Stated goal - Reproduce the material below, substituting "online-user-name" for every occurrence of "online-user-highlight" and keeping everything else unchanged. Omit the pictures from your answer.

* Start Information supplied *

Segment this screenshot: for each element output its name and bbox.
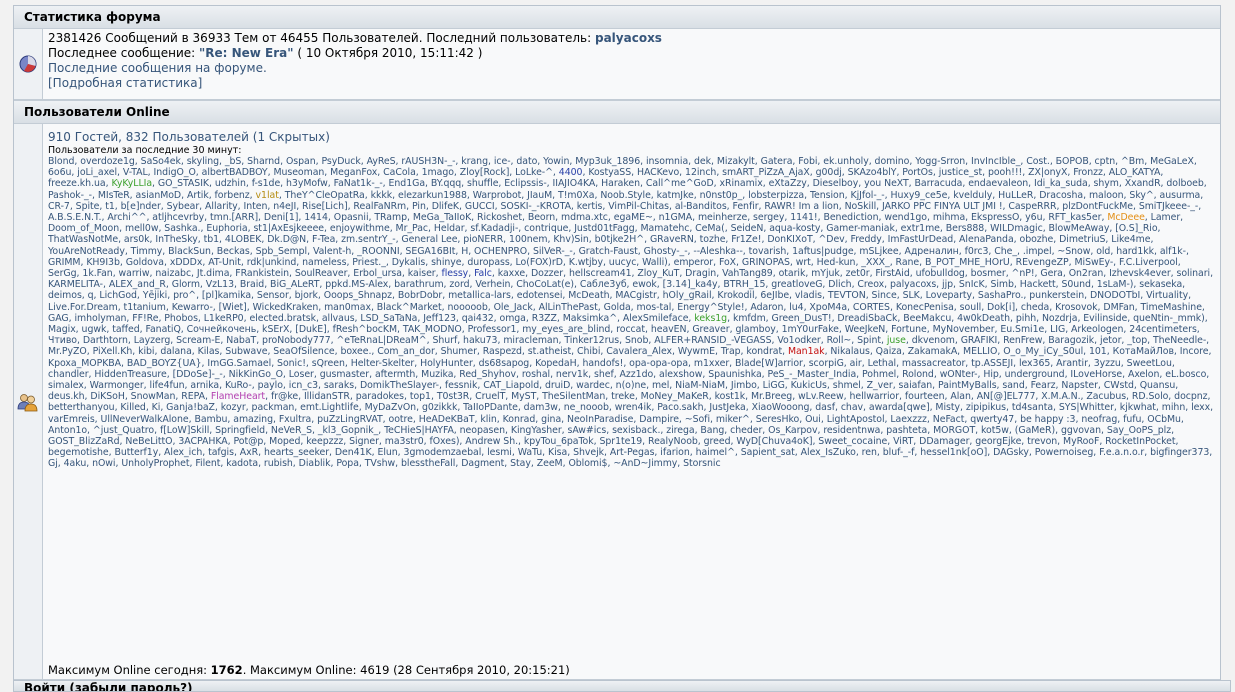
online-user-highlight[interactable]: v1lat bbox=[256, 190, 279, 201]
login-header: Войти (забыли пароль?) bbox=[13, 680, 1231, 692]
recent-posts-link[interactable]: Последние сообщения на форуме. bbox=[48, 61, 267, 75]
online-users-text[interactable]: , fr@ke, IllidanSTR, paradokes, top1, T0… bbox=[48, 391, 1213, 469]
online-user-highlight[interactable]: FlameHeart bbox=[211, 391, 265, 402]
online-user-highlight[interactable]: juse bbox=[887, 335, 906, 346]
max-online-record: . Максимум Online: 4619 (28 Сентября 201… bbox=[242, 663, 570, 677]
last-post-link[interactable]: "Re: New Era" bbox=[199, 46, 294, 60]
online-icon-cell bbox=[14, 124, 43, 679]
online-subtitle: Пользователи за последние 30 минут: bbox=[48, 145, 242, 156]
online-summary-link[interactable]: 910 Гостей, 832 Пользователей (1 Скрытых… bbox=[48, 130, 330, 144]
last-post-line: Последнее сообщение: "Re: New Era" ( 10 … bbox=[48, 46, 1214, 61]
online-user-highlight[interactable]: McDeee bbox=[1107, 212, 1145, 223]
stats-header: Статистика форума bbox=[14, 6, 1220, 29]
online-user-highlight[interactable]: 4400 bbox=[559, 167, 583, 178]
last-user-link[interactable]: palyacoxs bbox=[595, 31, 662, 45]
stats-icon-cell bbox=[14, 29, 43, 99]
online-user-highlight[interactable]: flessy bbox=[441, 268, 468, 279]
online-user-highlight[interactable]: keks1g bbox=[694, 313, 727, 324]
online-content: 910 Гостей, 832 Пользователей (1 Скрытых… bbox=[43, 124, 1220, 679]
online-user-highlight[interactable]: KyKyLLIa bbox=[111, 178, 152, 189]
pie-chart-icon bbox=[19, 55, 37, 73]
forum-stats-board: Статистика форума 2381426 Сообщений в 36… bbox=[13, 5, 1221, 681]
max-online-line: Максимум Online сегодня: 1762. Максимум … bbox=[48, 658, 1214, 681]
online-user-highlight[interactable]: Man1ak bbox=[788, 346, 825, 357]
max-online-label: Максимум Online сегодня: bbox=[48, 663, 211, 677]
detailed-stats-link[interactable]: [Подробная статистика] bbox=[48, 76, 202, 90]
online-row: 910 Гостей, 832 Пользователей (1 Скрытых… bbox=[14, 124, 1220, 680]
stats-row: 2381426 Сообщений в 36933 Тем от 46455 П… bbox=[14, 29, 1220, 100]
stats-content: 2381426 Сообщений в 36933 Тем от 46455 П… bbox=[43, 29, 1220, 99]
online-user-highlight[interactable]: Falc bbox=[474, 268, 492, 279]
last-post-label: Последнее сообщение: bbox=[48, 46, 199, 60]
online-users-list[interactable]: Blond, overdoze1g, SaSo4ek, skyling, _bS… bbox=[48, 156, 1214, 658]
last-post-date: ( 10 Октября 2010, 15:11:42 ) bbox=[293, 46, 483, 60]
stats-counts: 2381426 Сообщений в 36933 Тем от 46455 П… bbox=[48, 31, 1214, 46]
users-icon bbox=[17, 393, 38, 411]
max-online-today: 1762 bbox=[210, 663, 243, 677]
stats-count-text: 2381426 Сообщений в 36933 Тем от 46455 П… bbox=[48, 31, 595, 45]
online-header: Пользователи Online bbox=[14, 100, 1220, 124]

* End Information supplied *

Solution to this exercise -
Segment this screenshot: for each element output its name and bbox.
online-user-name[interactable]: v1lat bbox=[256, 190, 279, 201]
login-header: Войти (забыли пароль?) bbox=[13, 680, 1231, 692]
recent-posts-link[interactable]: Последние сообщения на форуме. bbox=[48, 61, 267, 75]
online-users-text[interactable]: , fr@ke, IllidanSTR, paradokes, top1, T0… bbox=[48, 391, 1213, 469]
online-user-name[interactable]: FlameHeart bbox=[211, 391, 265, 402]
online-user-name[interactable]: juse bbox=[887, 335, 906, 346]
max-online-record: . Максимум Online: 4619 (28 Сентября 201… bbox=[242, 663, 570, 677]
last-post-link[interactable]: "Re: New Era" bbox=[199, 46, 294, 60]
online-icon-cell bbox=[14, 124, 43, 679]
online-subtitle: Пользователи за последние 30 минут: bbox=[48, 145, 242, 156]
online-summary-link[interactable]: 910 Гостей, 832 Пользователей (1 Скрытых… bbox=[48, 130, 330, 144]
last-post-line: Последнее сообщение: "Re: New Era" ( 10 … bbox=[48, 46, 1214, 61]
online-user-name[interactable]: McDeee bbox=[1107, 212, 1145, 223]
stats-header: Статистика форума bbox=[14, 6, 1220, 29]
online-user-name[interactable]: 4400 bbox=[559, 167, 583, 178]
last-user-link[interactable]: palyacoxs bbox=[595, 31, 662, 45]
stats-icon-cell bbox=[14, 29, 43, 99]
online-user-name[interactable]: flessy bbox=[441, 268, 468, 279]
online-user-name[interactable]: keks1g bbox=[694, 313, 727, 324]
online-content: 910 Гостей, 832 Пользователей (1 Скрытых… bbox=[43, 124, 1220, 679]
online-user-name[interactable]: KyKyLLIa bbox=[111, 178, 152, 189]
pie-chart-icon bbox=[19, 55, 37, 73]
forum-stats-board: Статистика форума 2381426 Сообщений в 36… bbox=[13, 5, 1221, 681]
max-online-line: Максимум Online сегодня: 1762. Максимум … bbox=[48, 658, 1214, 681]
online-user-name[interactable]: Man1ak bbox=[788, 346, 825, 357]
max-online-label: Максимум Online сегодня: bbox=[48, 663, 211, 677]
detailed-stats-link[interactable]: [Подробная статистика] bbox=[48, 76, 202, 90]
online-row: 910 Гостей, 832 Пользователей (1 Скрытых… bbox=[14, 124, 1220, 680]
stats-row: 2381426 Сообщений в 36933 Тем от 46455 П… bbox=[14, 29, 1220, 100]
stats-content: 2381426 Сообщений в 36933 Тем от 46455 П… bbox=[43, 29, 1220, 99]
online-user-name[interactable]: Falc bbox=[474, 268, 492, 279]
last-post-label: Последнее сообщение: bbox=[48, 46, 199, 60]
online-users-list[interactable]: Blond, overdoze1g, SaSo4ek, skyling, _bS… bbox=[48, 156, 1214, 658]
last-post-date: ( 10 Октября 2010, 15:11:42 ) bbox=[293, 46, 483, 60]
stats-counts: 2381426 Сообщений в 36933 Тем от 46455 П… bbox=[48, 31, 1214, 46]
users-icon bbox=[17, 393, 38, 411]
max-online-today: 1762 bbox=[210, 663, 243, 677]
stats-count-text: 2381426 Сообщений в 36933 Тем от 46455 П… bbox=[48, 31, 595, 45]
online-header: Пользователи Online bbox=[14, 100, 1220, 124]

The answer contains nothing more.